Prossiga o relato sobre a mãe recém-desencarnada e seu apego às próprias coisas, começando logo após a última frase apresentada.

**Trecho do documento**:
===============

O chefe do Hospital Espiritual explicou então que Rodrigo, o guia dela, havia morrido na 2° grande guerra e que já estava desencarnado a cerca de 70 anos. Que ela não se enganasse com a sua aparência jovem e que ele era o mais indicado para cuidar dela. Ela ficou muito brava mas engoliu em seco.

E depois, eu soube que ela reclamava de mim, quando chegou lá:
-Um absurdo, um absurdo!! Dizia minha mãe para os guias e outros recém desencarnados:
-Uma filha me abandona e a que fica comigo, pega e dá todas as minhas coisas, meus móveis, minhas roupas, meus sapatos..Meus sapatos!!!!

Uma das desencarnadas elogiou minha atitude:
-Que bom, doou para a caridade? Que coisa boa, que exemplo de desapego...

-Mas ela não podia ter feito isso, esbravejou minha mãe: -Eram minhas coisas!Minhas!!!!

-Mas dona Maria..., a senhora não está mais viva, não mora mais naquele plano terreno. Aquelas coisas não iam lhe servir mais....Disse Rodrigo, o guia da minha mãe, tentando fazê-la entender do absurdo da situação.

-Mas são minhas coisas. Minha filha não tinha esse direito!Não tinha!!!Eu ia buscar minhas coisas, mas ela deu tudo, tudo!!!!

-Mas Maria, você ia buscar COMO????

- Ha..Não sei ..Eu podia pegar um táxi e ir lá buscar. Mas ela deu tudo!!!

-Não Maria.Não dá para a senhora pegar um táxi e ir na sua antiga casa pegar as suas coisas. Você tem que aprender a não ser tão materialista. Foi por causa disso que a senhora ficou tão doente. E encerrou o assunto.

Enfim, então soube que ao invés de reconhecer que eu fui a única que ficou do lado dela até o fim, não, ela me xinga até do outro lado da vida, para reclamar de umas roupas e sapatos velhos. Sinceramente, não quero mais ser filha dessa mulher nem daqui a 2000 anos. Ninguém merece.

Mas esse apego exagerado realmente é muito comum. Vivemos em um mundo terreno onde a matéria é barganha. Precisamos de dinheiro para comer, viver, precisamos de carro para andar, trabalhar, etc. Mas têm que ter um olho vivo nisso, deve haver um limite.

===============

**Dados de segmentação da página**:

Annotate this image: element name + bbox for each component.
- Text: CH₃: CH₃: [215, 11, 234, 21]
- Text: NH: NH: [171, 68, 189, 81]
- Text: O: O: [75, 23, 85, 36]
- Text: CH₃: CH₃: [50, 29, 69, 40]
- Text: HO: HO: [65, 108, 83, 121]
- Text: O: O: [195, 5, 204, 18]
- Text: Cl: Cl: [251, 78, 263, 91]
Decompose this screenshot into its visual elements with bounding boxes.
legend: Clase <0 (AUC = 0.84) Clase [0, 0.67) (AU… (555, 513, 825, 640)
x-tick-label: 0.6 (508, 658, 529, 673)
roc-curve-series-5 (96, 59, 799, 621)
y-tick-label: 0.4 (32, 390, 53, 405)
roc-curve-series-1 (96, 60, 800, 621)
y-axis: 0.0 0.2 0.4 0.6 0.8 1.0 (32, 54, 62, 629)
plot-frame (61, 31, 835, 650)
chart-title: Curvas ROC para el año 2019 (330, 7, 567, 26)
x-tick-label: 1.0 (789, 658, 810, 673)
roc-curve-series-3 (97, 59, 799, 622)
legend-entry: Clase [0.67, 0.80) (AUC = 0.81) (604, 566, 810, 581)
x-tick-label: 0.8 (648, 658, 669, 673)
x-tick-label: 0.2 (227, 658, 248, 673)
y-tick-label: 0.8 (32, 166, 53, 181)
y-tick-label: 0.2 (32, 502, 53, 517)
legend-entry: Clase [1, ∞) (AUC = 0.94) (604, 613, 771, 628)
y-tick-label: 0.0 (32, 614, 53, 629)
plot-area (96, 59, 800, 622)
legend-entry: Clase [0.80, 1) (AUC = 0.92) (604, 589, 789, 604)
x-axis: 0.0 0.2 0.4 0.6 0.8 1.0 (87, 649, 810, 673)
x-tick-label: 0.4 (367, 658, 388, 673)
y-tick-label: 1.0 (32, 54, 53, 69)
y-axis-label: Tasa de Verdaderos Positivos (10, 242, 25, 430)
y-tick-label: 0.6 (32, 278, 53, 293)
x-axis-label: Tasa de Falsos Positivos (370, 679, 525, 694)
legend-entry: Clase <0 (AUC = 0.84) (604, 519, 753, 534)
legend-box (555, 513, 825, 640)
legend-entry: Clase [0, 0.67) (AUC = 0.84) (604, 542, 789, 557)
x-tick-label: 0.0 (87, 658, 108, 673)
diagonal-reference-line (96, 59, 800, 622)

===============

**Resultado do exercício**:
Procure sempre doar roupas que vc não usa mais, sapatos e móveis para quem precisa. Eu recomendo doar para pessoas próximas, que vc sabe que estão com dificuldades. Acho que ajuda muito mais do que simplesmente entregar uma trouxa de roupas em uma porta qualquer. Procure se orientar e se infomar de creches e asilos próximos a você e quais são os ítens mais necessários. Se vc puder, faça uma doação mensal.
O trabalho voluntário também é uma forma de caridade. Ajudar aos outros em hospitais, ou em centros especializados é muito bom e fazem bem para a alma. Sempre ajude e faça caridade. Sempre.

Barack Obama, dando exemplo de voluntariado nos EUA

Outro dia, ajudei uma amiga a fazer a sua mudança. Zilhões de roupas e sapatos.
-Mas criatura, vc usa realmente isso tudo?Perguntei.

-É meu, é tudo meu.Uso Tudo. Disse ela, resumindo secamente.

-Impossível, repliquei. Separe uma parte e doe um pouco.

Me olhou estarrecida.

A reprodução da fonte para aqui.